• [Requirements]:
Copy all the material below, exactly as it stands.
□ □ □
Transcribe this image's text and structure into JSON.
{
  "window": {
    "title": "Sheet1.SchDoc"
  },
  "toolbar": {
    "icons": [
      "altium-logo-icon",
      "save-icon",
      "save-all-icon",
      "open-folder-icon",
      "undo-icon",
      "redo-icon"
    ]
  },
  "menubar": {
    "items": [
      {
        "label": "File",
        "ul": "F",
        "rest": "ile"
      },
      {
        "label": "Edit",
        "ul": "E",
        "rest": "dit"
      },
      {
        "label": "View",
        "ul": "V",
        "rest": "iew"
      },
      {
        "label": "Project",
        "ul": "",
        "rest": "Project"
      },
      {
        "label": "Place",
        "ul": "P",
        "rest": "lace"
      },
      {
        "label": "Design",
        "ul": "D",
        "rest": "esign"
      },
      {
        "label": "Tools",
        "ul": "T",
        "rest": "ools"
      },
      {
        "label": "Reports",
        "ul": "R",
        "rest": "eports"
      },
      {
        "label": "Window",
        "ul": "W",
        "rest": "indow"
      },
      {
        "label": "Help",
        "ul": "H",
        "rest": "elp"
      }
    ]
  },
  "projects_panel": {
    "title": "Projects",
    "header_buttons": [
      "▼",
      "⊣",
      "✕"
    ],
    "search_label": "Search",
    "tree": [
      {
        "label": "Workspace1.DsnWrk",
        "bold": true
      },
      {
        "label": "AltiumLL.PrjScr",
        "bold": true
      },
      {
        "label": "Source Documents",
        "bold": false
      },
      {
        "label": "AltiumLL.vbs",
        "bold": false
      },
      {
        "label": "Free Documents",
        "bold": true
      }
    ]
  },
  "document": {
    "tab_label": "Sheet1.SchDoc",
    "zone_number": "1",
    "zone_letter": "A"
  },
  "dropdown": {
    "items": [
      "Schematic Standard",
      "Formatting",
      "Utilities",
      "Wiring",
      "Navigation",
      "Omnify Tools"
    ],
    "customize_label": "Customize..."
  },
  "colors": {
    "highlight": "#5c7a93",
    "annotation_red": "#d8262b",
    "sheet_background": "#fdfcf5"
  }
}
□ □ □
• [Task output]:
Transcribe this image's text and structure into JSON.
{
  "window": {
    "title": "Sheet1.SchDoc"
  },
  "toolbar": {
    "icons": [
      "altium-logo-icon",
      "save-icon",
      "save-all-icon",
      "open-folder-icon",
      "undo-icon",
      "redo-icon"
    ]
  },
  "menubar": {
    "items": [
      {
        "label": "File",
        "ul": "F",
        "rest": "ile"
      },
      {
        "label": "Edit",
        "ul": "E",
        "rest": "dit"
      },
      {
        "label": "View",
        "ul": "V",
        "rest": "iew"
      },
      {
        "label": "Project",
        "ul": "",
        "rest": "Project"
      },
      {
        "label": "Place",
        "ul": "P",
        "rest": "lace"
      },
      {
        "label": "Design",
        "ul": "D",
        "rest": "esign"
      },
      {
        "label": "Tools",
        "ul": "T",
        "rest": "ools"
      },
      {
        "label": "Reports",
        "ul": "R",
        "rest": "eports"
      },
      {
        "label": "Window",
        "ul": "W",
        "rest": "indow"
      },
      {
        "label": "Help",
        "ul": "H",
        "rest": "elp"
      }
    ]
  },
  "projects_panel": {
    "title": "Projects",
    "header_buttons": [
      "▼",
      "⊣",
      "✕"
    ],
    "search_label": "Search",
    "tree": [
      {
        "label": "Workspace1.DsnWrk",
        "bold": true
      },
      {
        "label": "AltiumLL.PrjScr",
        "bold": true
      },
      {
        "label": "Source Documents",
        "bold": false
      },
      {
        "label": "AltiumLL.vbs",
        "bold": false
      },
      {
        "label": "Free Documents",
        "bold": true
      }
    ]
  },
  "document": {
    "tab_label": "Sheet1.SchDoc",
    "zone_number": "1",
    "zone_letter": "A"
  },
  "dropdown": {
    "items": [
      "Schematic Standard",
      "Formatting",
      "Utilities",
      "Wiring",
      "Navigation",
      "Omnify Tools"
    ],
    "customize_label": "Customize..."
  },
  "colors": {
    "highlight": "#5c7a93",
    "annotation_red": "#d8262b",
    "sheet_background": "#fdfcf5"
  }
}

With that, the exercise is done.